**EXERCISE DIRECTIONS**
All entries are to be quoted exactly; the images stay out of the copy.

START

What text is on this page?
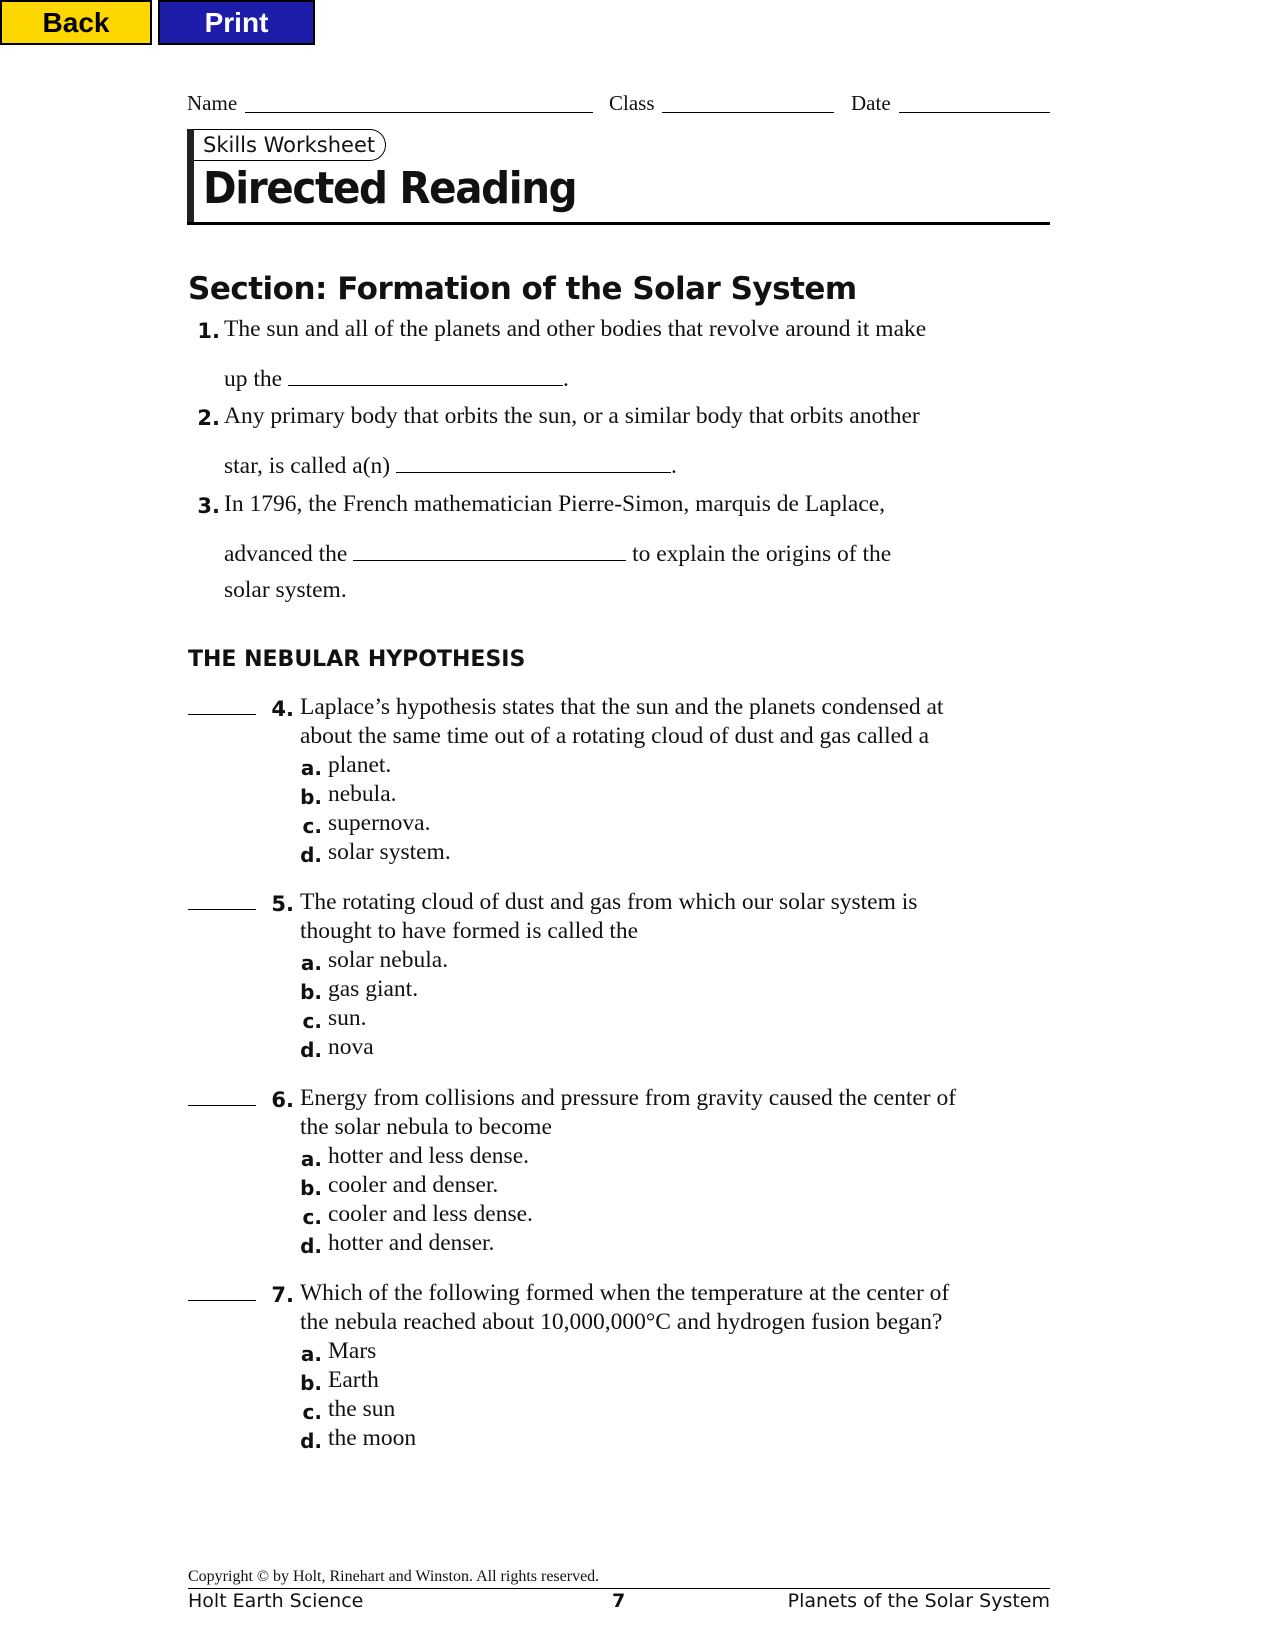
Back	Print
Name	Class	Date
Skills Worksheet
Directed Reading
Section: Formation of the Solar System
1. The sun and all of the planets and other bodies that revolve around it make
up the	.
2. Any primary body that orbits the sun, or a similar body that orbits another
star, is called a(n)	.
3. In 1796, the French mathematician Pierre-Simon, marquis de Laplace,
advanced the	to explain the origins of the
solar system.
THE NEBULAR HYPOTHESIS
4. Laplace’s hypothesis states that the sun and the planets condensed at
about the same time out of a rotating cloud of dust and gas called a
a. planet.
b. nebula.
c. supernova.
d. solar system.
5. The rotating cloud of dust and gas from which our solar system is
thought to have formed is called the
a. solar nebula.
b. gas giant.
c. sun.
d. nova
6. Energy from collisions and pressure from gravity caused the center of
the solar nebula to become
a. hotter and less dense.
b. cooler and denser.
c. cooler and less dense.
d. hotter and denser.
7. Which of the following formed when the temperature at the center of
the nebula reached about 10,000,000°C and hydrogen fusion began?
a. Mars
b. Earth
c. the sun
d. the moon
Copyright © by Holt, Rinehart and Winston. All rights reserved.
Holt Earth Science	7	Planets of the Solar System
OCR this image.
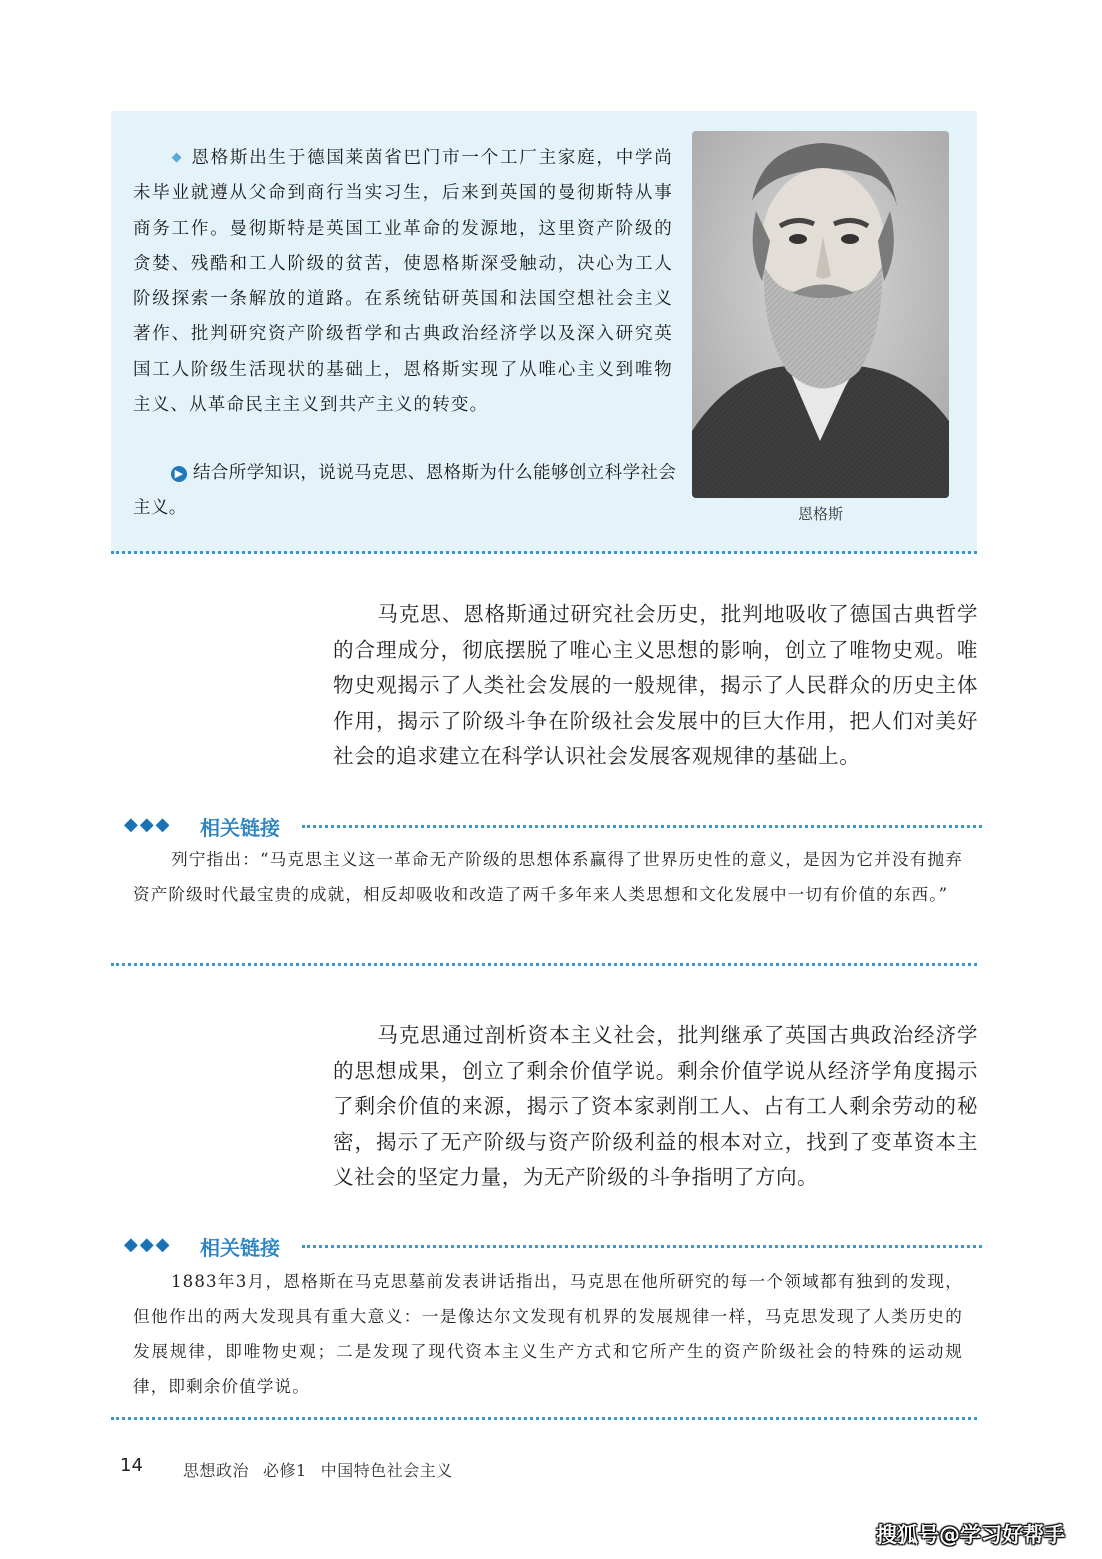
◆ 恩格斯出生于德国莱茵省巴门市一个工厂主家庭，中学尚未毕业就遵从父命到商行当实习生，后来到英国的曼彻斯特从事商务工作。曼彻斯特是英国工业革命的发源地，这里资产阶级的贪婪、残酷和工人阶级的贫苦，使恩格斯深受触动，决心为工人阶级探索一条解放的道路。在系统钻研英国和法国空想社会主义著作、批判研究资产阶级哲学和古典政治经济学以及深入研究英国工人阶级生活现状的基础上，恩格斯实现了从唯心主义到唯物主义、从革命民主主义到共产主义的转变。
▶ 结合所学知识，说说马克思、恩格斯为什么能够创立科学社会主义。	恩格斯
马克思、恩格斯通过研究社会历史，批判地吸收了德国古典哲学的合理成分，彻底摆脱了唯心主义思想的影响，创立了唯物史观。唯物史观揭示了人类社会发展的一般规律，揭示了人民群众的历史主体作用，揭示了阶级斗争在阶级社会发展中的巨大作用，把人们对美好社会的追求建立在科学认识社会发展客观规律的基础上。
◆◆◆ 相关链接
列宁指出：“马克思主义这一革命无产阶级的思想体系赢得了世界历史性的意义，是因为它并没有抛弃资产阶级时代最宝贵的成就，相反却吸收和改造了两千多年来人类思想和文化发展中一切有价值的东西。”
马克思通过剖析资本主义社会，批判继承了英国古典政治经济学的思想成果，创立了剩余价值学说。剩余价值学说从经济学角度揭示了剩余价值的来源，揭示了资本家剥削工人、占有工人剩余劳动的秘密，揭示了无产阶级与资产阶级利益的根本对立，找到了变革资本主义社会的坚定力量，为无产阶级的斗争指明了方向。
◆◆◆ 相关链接
1883年3月，恩格斯在马克思墓前发表讲话指出，马克思在他所研究的每一个领域都有独到的发现，但他作出的两大发现具有重大意义：一是像达尔文发现有机界的发展规律一样，马克思发现了人类历史的发展规律，即唯物史观；二是发现了现代资本主义生产方式和它所产生的资产阶级社会的特殊的运动规律，即剩余价值学说。
14	思想政治 必修1 中国特色社会主义
搜狐号@学习好帮手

END

**CORRECT ANSWER**
What text is on this page?
Back	Print
Name	Class	Date
Skills Worksheet
Directed Reading
Section: Formation of the Solar System
1. The sun and all of the planets and other bodies that revolve around it make
up the	.
2. Any primary body that orbits the sun, or a similar body that orbits another
star, is called a(n)	.
3. In 1796, the French mathematician Pierre-Simon, marquis de Laplace,
advanced the	to explain the origins of the
solar system.
THE NEBULAR HYPOTHESIS
4. Laplace’s hypothesis states that the sun and the planets condensed at
about the same time out of a rotating cloud of dust and gas called a
a. planet.
b. nebula.
c. supernova.
d. solar system.
5. The rotating cloud of dust and gas from which our solar system is
thought to have formed is called the
a. solar nebula.
b. gas giant.
c. sun.
d. nova
6. Energy from collisions and pressure from gravity caused the center of
the solar nebula to become
a. hotter and less dense.
b. cooler and denser.
c. cooler and less dense.
d. hotter and denser.
7. Which of the following formed when the temperature at the center of
the nebula reached about 10,000,000°C and hydrogen fusion began?
a. Mars
b. Earth
c. the sun
d. the moon
Copyright © by Holt, Rinehart and Winston. All rights reserved.
Holt Earth Science	7	Planets of the Solar System
OCR this image.
◆ 恩格斯出生于德国莱茵省巴门市一个工厂主家庭，中学尚未毕业就遵从父命到商行当实习生，后来到英国的曼彻斯特从事商务工作。曼彻斯特是英国工业革命的发源地，这里资产阶级的贪婪、残酷和工人阶级的贫苦，使恩格斯深受触动，决心为工人阶级探索一条解放的道路。在系统钻研英国和法国空想社会主义著作、批判研究资产阶级哲学和古典政治经济学以及深入研究英国工人阶级生活现状的基础上，恩格斯实现了从唯心主义到唯物主义、从革命民主主义到共产主义的转变。
▶ 结合所学知识，说说马克思、恩格斯为什么能够创立科学社会主义。	恩格斯
马克思、恩格斯通过研究社会历史，批判地吸收了德国古典哲学的合理成分，彻底摆脱了唯心主义思想的影响，创立了唯物史观。唯物史观揭示了人类社会发展的一般规律，揭示了人民群众的历史主体作用，揭示了阶级斗争在阶级社会发展中的巨大作用，把人们对美好社会的追求建立在科学认识社会发展客观规律的基础上。
◆◆◆ 相关链接
列宁指出：“马克思主义这一革命无产阶级的思想体系赢得了世界历史性的意义，是因为它并没有抛弃资产阶级时代最宝贵的成就，相反却吸收和改造了两千多年来人类思想和文化发展中一切有价值的东西。”
马克思通过剖析资本主义社会，批判继承了英国古典政治经济学的思想成果，创立了剩余价值学说。剩余价值学说从经济学角度揭示了剩余价值的来源，揭示了资本家剥削工人、占有工人剩余劳动的秘密，揭示了无产阶级与资产阶级利益的根本对立，找到了变革资本主义社会的坚定力量，为无产阶级的斗争指明了方向。
◆◆◆ 相关链接
1883年3月，恩格斯在马克思墓前发表讲话指出，马克思在他所研究的每一个领域都有独到的发现，但他作出的两大发现具有重大意义：一是像达尔文发现有机界的发展规律一样，马克思发现了人类历史的发展规律，即唯物史观；二是发现了现代资本主义生产方式和它所产生的资产阶级社会的特殊的运动规律，即剩余价值学说。
14	思想政治 必修1 中国特色社会主义
搜狐号@学习好帮手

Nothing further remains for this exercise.